* Exercise description
Output all the data exactly. Pictures do not belong in the copy.

-- begin Given data --

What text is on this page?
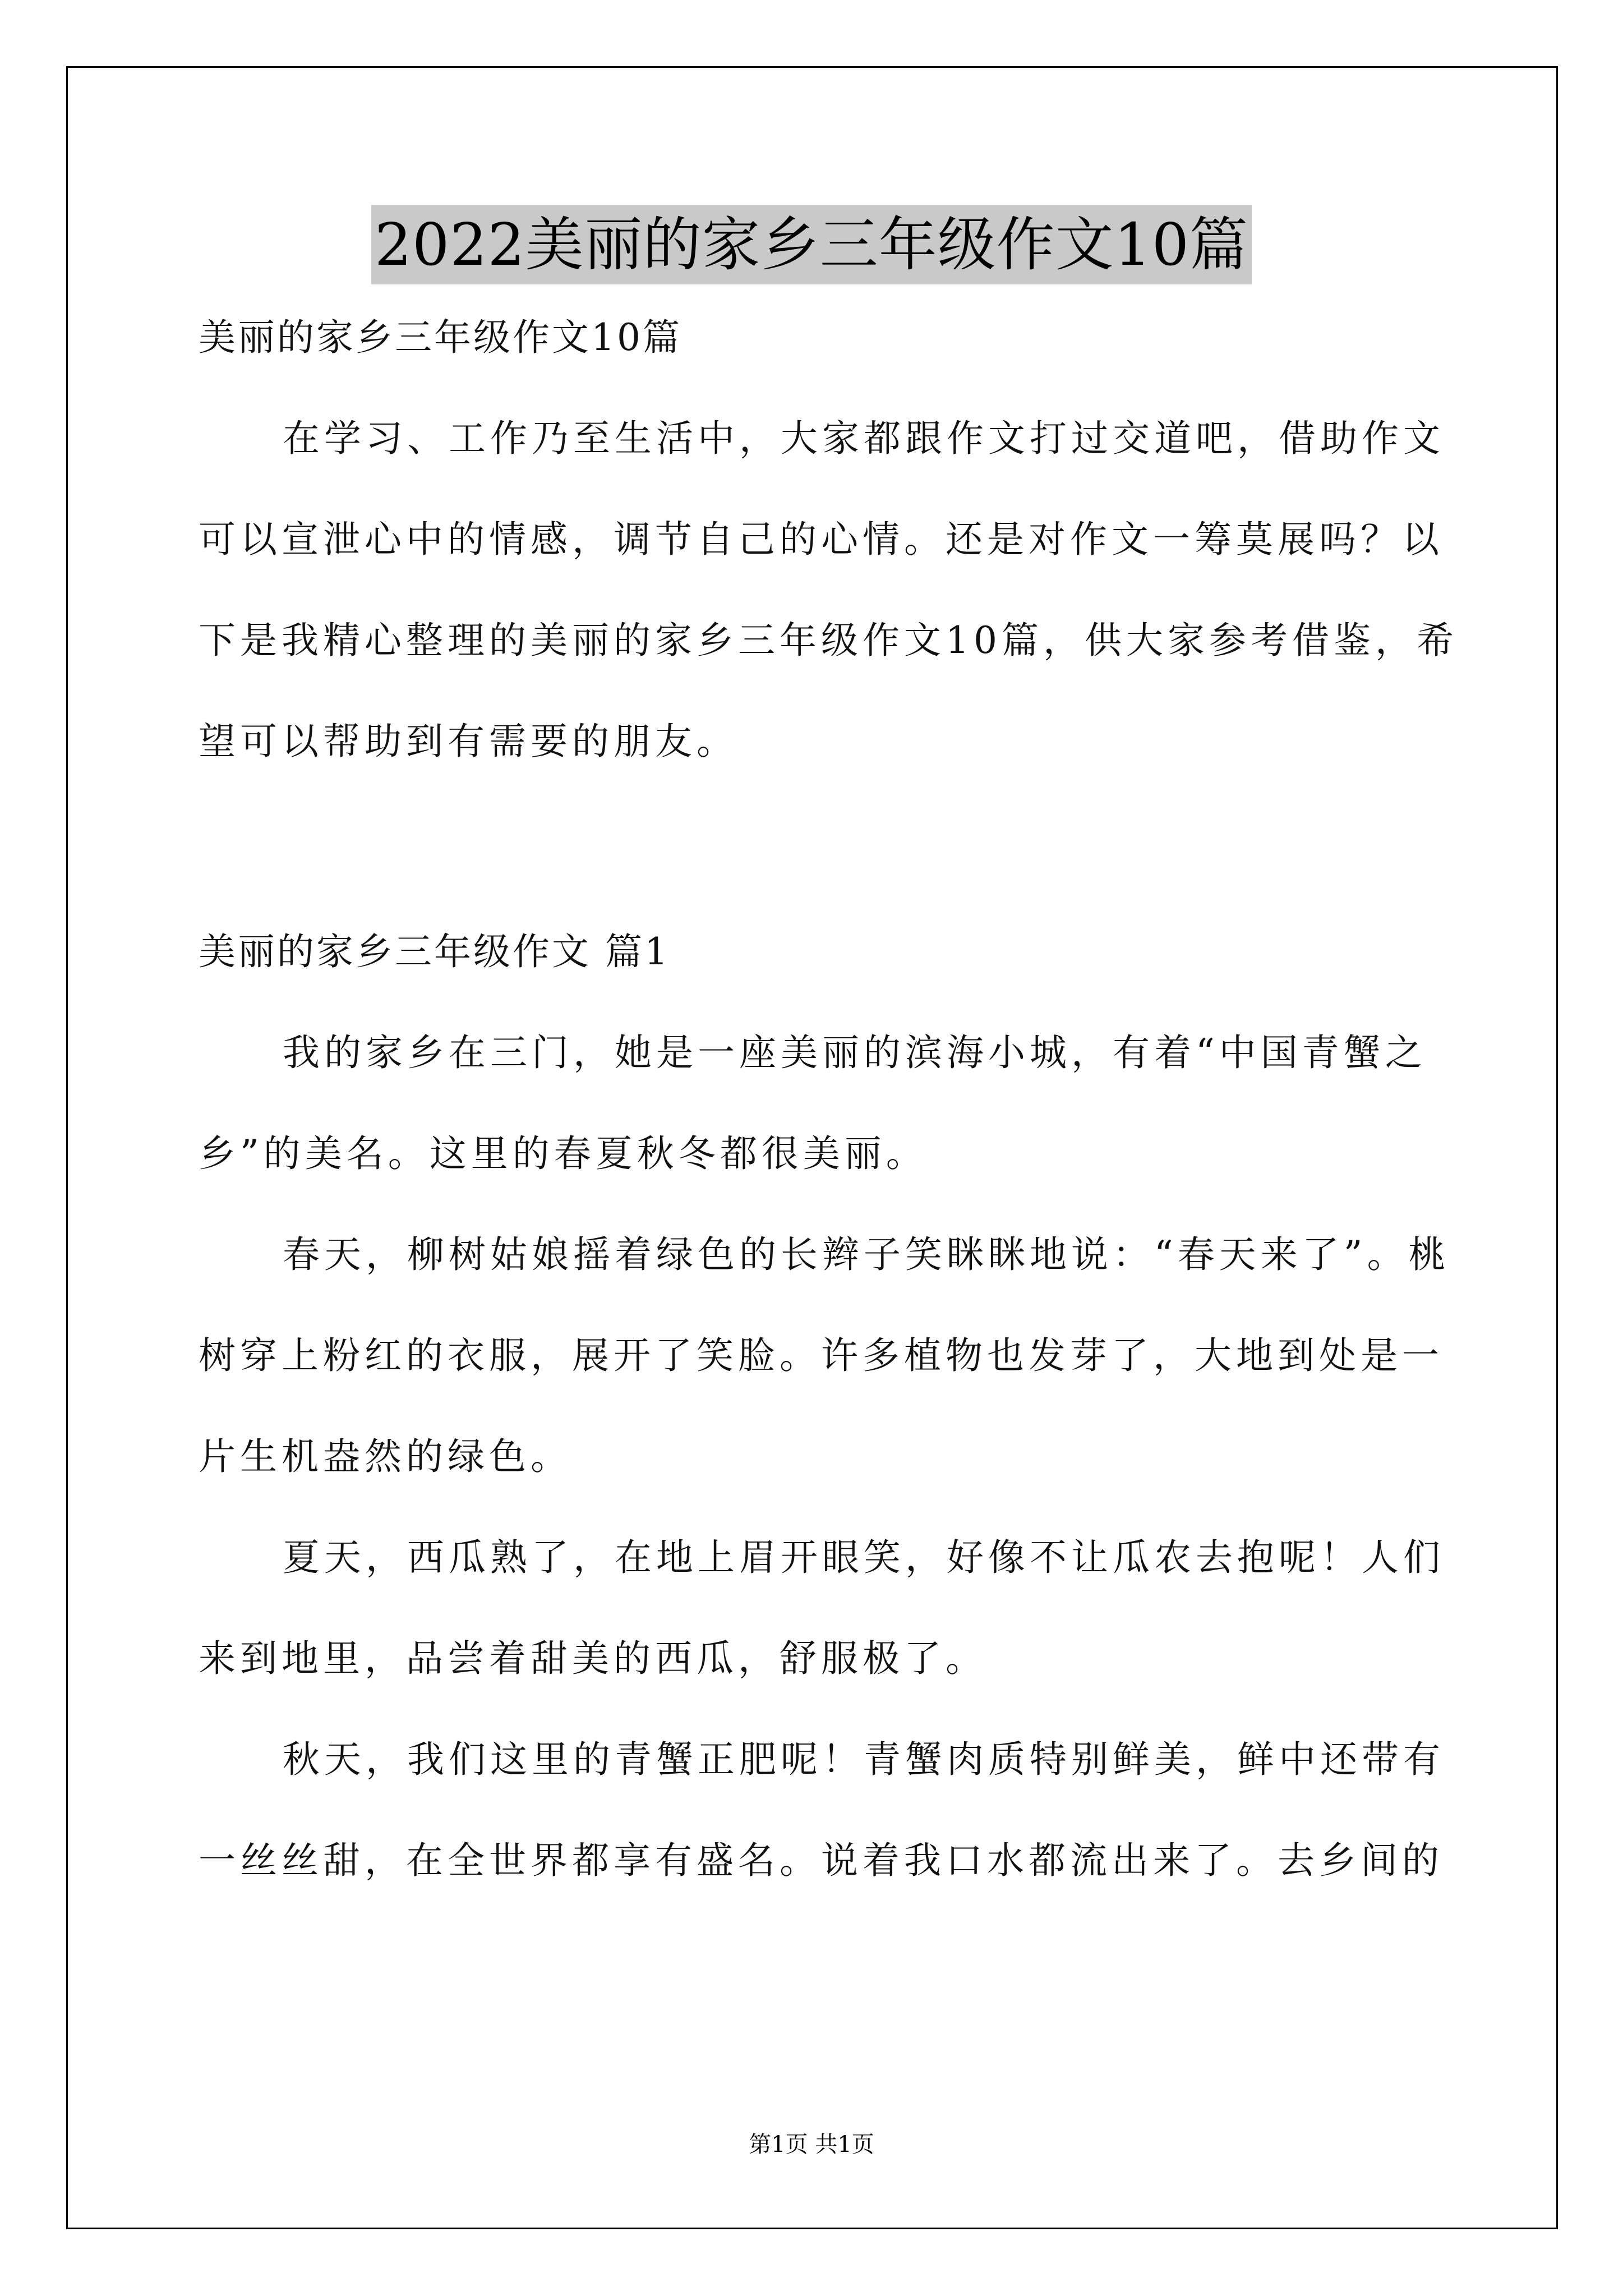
2022美丽的家乡三年级作文10篇
美丽的家乡三年级作文10篇
在学习、工作乃至生活中，大家都跟作文打过交道吧，借助作文
可以宣泄心中的情感，调节自己的心情。还是对作文一筹莫展吗？以
下是我精心整理的美丽的家乡三年级作文10篇，供大家参考借鉴，希
望可以帮助到有需要的朋友。
美丽的家乡三年级作文 篇1
我的家乡在三门，她是一座美丽的滨海小城，有着“中国青蟹之
乡”的美名。这里的春夏秋冬都很美丽。
春天，柳树姑娘摇着绿色的长辫子笑眯眯地说：“春天来了”。桃
树穿上粉红的衣服，展开了笑脸。许多植物也发芽了，大地到处是一
片生机盎然的绿色。
夏天，西瓜熟了，在地上眉开眼笑，好像不让瓜农去抱呢！人们
来到地里，品尝着甜美的西瓜，舒服极了。
秋天，我们这里的青蟹正肥呢！青蟹肉质特别鲜美，鲜中还带有
一丝丝甜，在全世界都享有盛名。说着我口水都流出来了。去乡间的
第1页 共1页
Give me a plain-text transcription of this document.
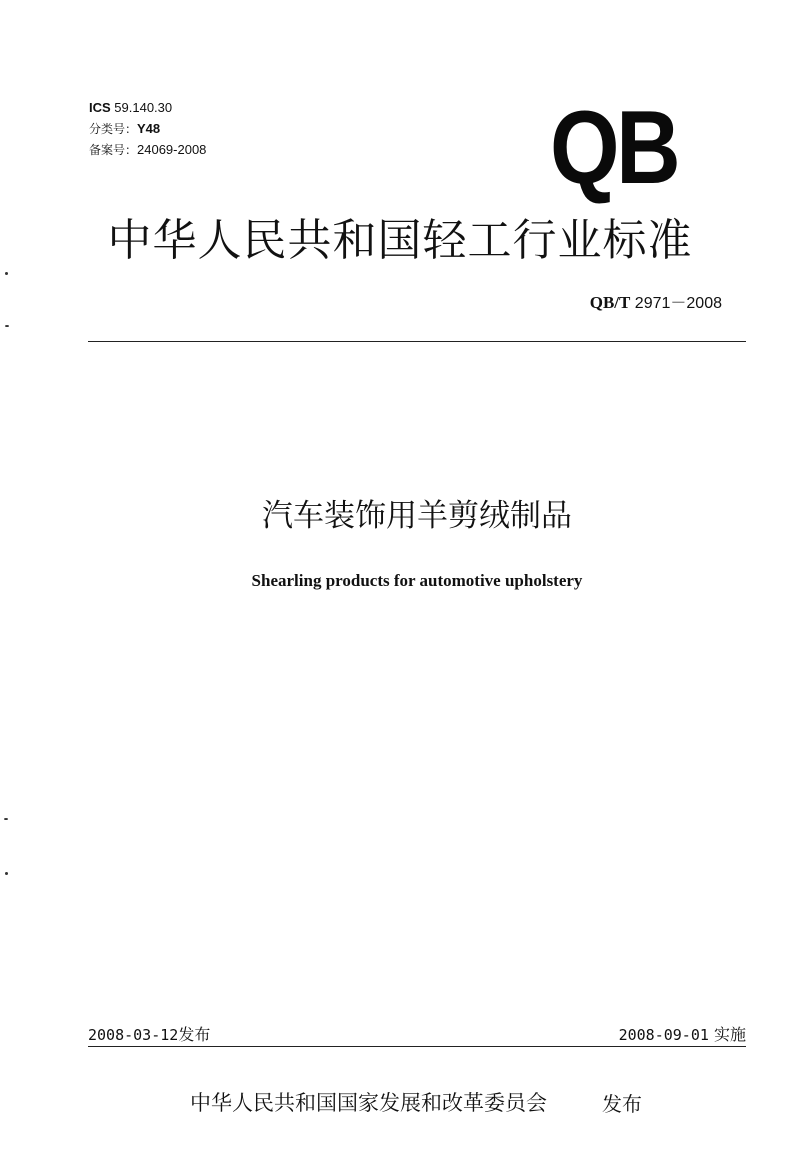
ICS 59.140.30
分类号：Y48
备案号：24069-2008	QB
中华人民共和国轻工行业标准
QB/T 2971－2008
汽车装饰用羊剪绒制品
Shearling products for automotive upholstery
2008-03-12发布	2008-09-01 实施
中华人民共和国国家发展和改革委员会	发布
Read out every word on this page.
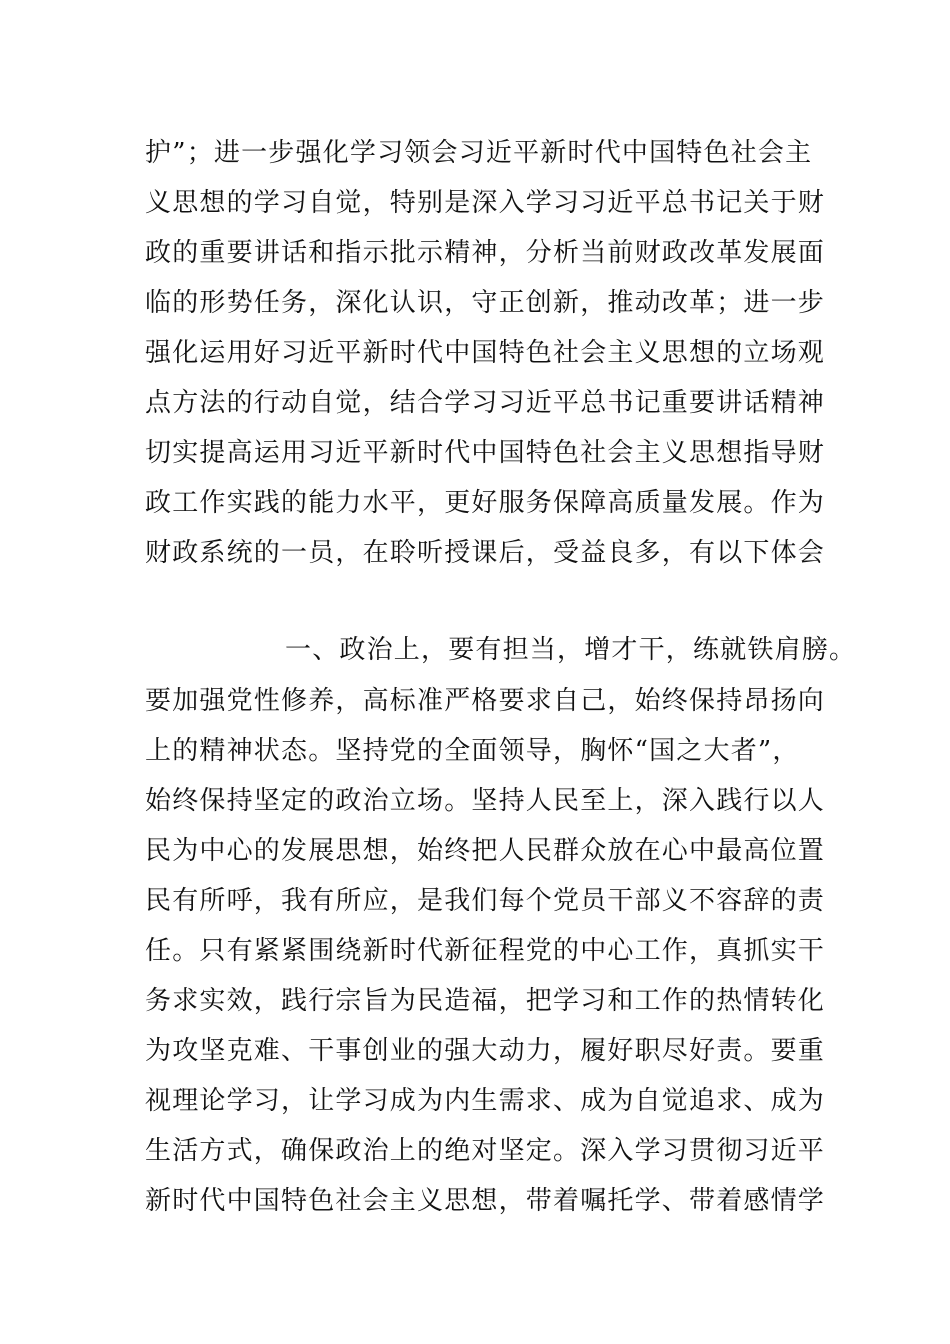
护”；进一步强化学习领会习近平新时代中国特色社会主
义思想的学习自觉，特别是深入学习习近平总书记关于财
政的重要讲话和指示批示精神，分析当前财政改革发展面
临的形势任务，深化认识，守正创新，推动改革；进一步
强化运用好习近平新时代中国特色社会主义思想的立场观
点方法的行动自觉，结合学习习近平总书记重要讲话精神
切实提高运用习近平新时代中国特色社会主义思想指导财
政工作实践的能力水平，更好服务保障高质量发展。作为
财政系统的一员，在聆听授课后，受益良多，有以下体会
一、政治上，要有担当，增才干，练就铁肩膀。
要加强党性修养，高标准严格要求自己，始终保持昂扬向
上的精神状态。坚持党的全面领导，胸怀“国之大者”，
始终保持坚定的政治立场。坚持人民至上，深入践行以人
民为中心的发展思想，始终把人民群众放在心中最高位置
民有所呼，我有所应，是我们每个党员干部义不容辞的责
任。只有紧紧围绕新时代新征程党的中心工作，真抓实干
务求实效，践行宗旨为民造福，把学习和工作的热情转化
为攻坚克难、干事创业的强大动力，履好职尽好责。要重
视理论学习，让学习成为内生需求、成为自觉追求、成为
生活方式，确保政治上的绝对坚定。深入学习贯彻习近平
新时代中国特色社会主义思想，带着嘱托学、带着感情学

-- end Given data --

* Expected answer
What text is on this page?
2022美丽的家乡三年级作文10篇
美丽的家乡三年级作文10篇
在学习、工作乃至生活中，大家都跟作文打过交道吧，借助作文
可以宣泄心中的情感，调节自己的心情。还是对作文一筹莫展吗？以
下是我精心整理的美丽的家乡三年级作文10篇，供大家参考借鉴，希
望可以帮助到有需要的朋友。
美丽的家乡三年级作文 篇1
我的家乡在三门，她是一座美丽的滨海小城，有着“中国青蟹之
乡”的美名。这里的春夏秋冬都很美丽。
春天，柳树姑娘摇着绿色的长辫子笑眯眯地说：“春天来了”。桃
树穿上粉红的衣服，展开了笑脸。许多植物也发芽了，大地到处是一
片生机盎然的绿色。
夏天，西瓜熟了，在地上眉开眼笑，好像不让瓜农去抱呢！人们
来到地里，品尝着甜美的西瓜，舒服极了。
秋天，我们这里的青蟹正肥呢！青蟹肉质特别鲜美，鲜中还带有
一丝丝甜，在全世界都享有盛名。说着我口水都流出来了。去乡间的
第1页 共1页
Give me a plain-text transcription of this document.
ICS 59.140.30
分类号：Y48
备案号：24069-2008	QB
中华人民共和国轻工行业标准
QB/T 2971－2008
汽车装饰用羊剪绒制品
Shearling products for automotive upholstery
2008-03-12发布	2008-09-01 实施
中华人民共和国国家发展和改革委员会	发布
Read out every word on this page.
护”；进一步强化学习领会习近平新时代中国特色社会主
义思想的学习自觉，特别是深入学习习近平总书记关于财
政的重要讲话和指示批示精神，分析当前财政改革发展面
临的形势任务，深化认识，守正创新，推动改革；进一步
强化运用好习近平新时代中国特色社会主义思想的立场观
点方法的行动自觉，结合学习习近平总书记重要讲话精神
切实提高运用习近平新时代中国特色社会主义思想指导财
政工作实践的能力水平，更好服务保障高质量发展。作为
财政系统的一员，在聆听授课后，受益良多，有以下体会
一、政治上，要有担当，增才干，练就铁肩膀。
要加强党性修养，高标准严格要求自己，始终保持昂扬向
上的精神状态。坚持党的全面领导，胸怀“国之大者”，
始终保持坚定的政治立场。坚持人民至上，深入践行以人
民为中心的发展思想，始终把人民群众放在心中最高位置
民有所呼，我有所应，是我们每个党员干部义不容辞的责
任。只有紧紧围绕新时代新征程党的中心工作，真抓实干
务求实效，践行宗旨为民造福，把学习和工作的热情转化
为攻坚克难、干事创业的强大动力，履好职尽好责。要重
视理论学习，让学习成为内生需求、成为自觉追求、成为
生活方式，确保政治上的绝对坚定。深入学习贯彻习近平
新时代中国特色社会主义思想，带着嘱托学、带着感情学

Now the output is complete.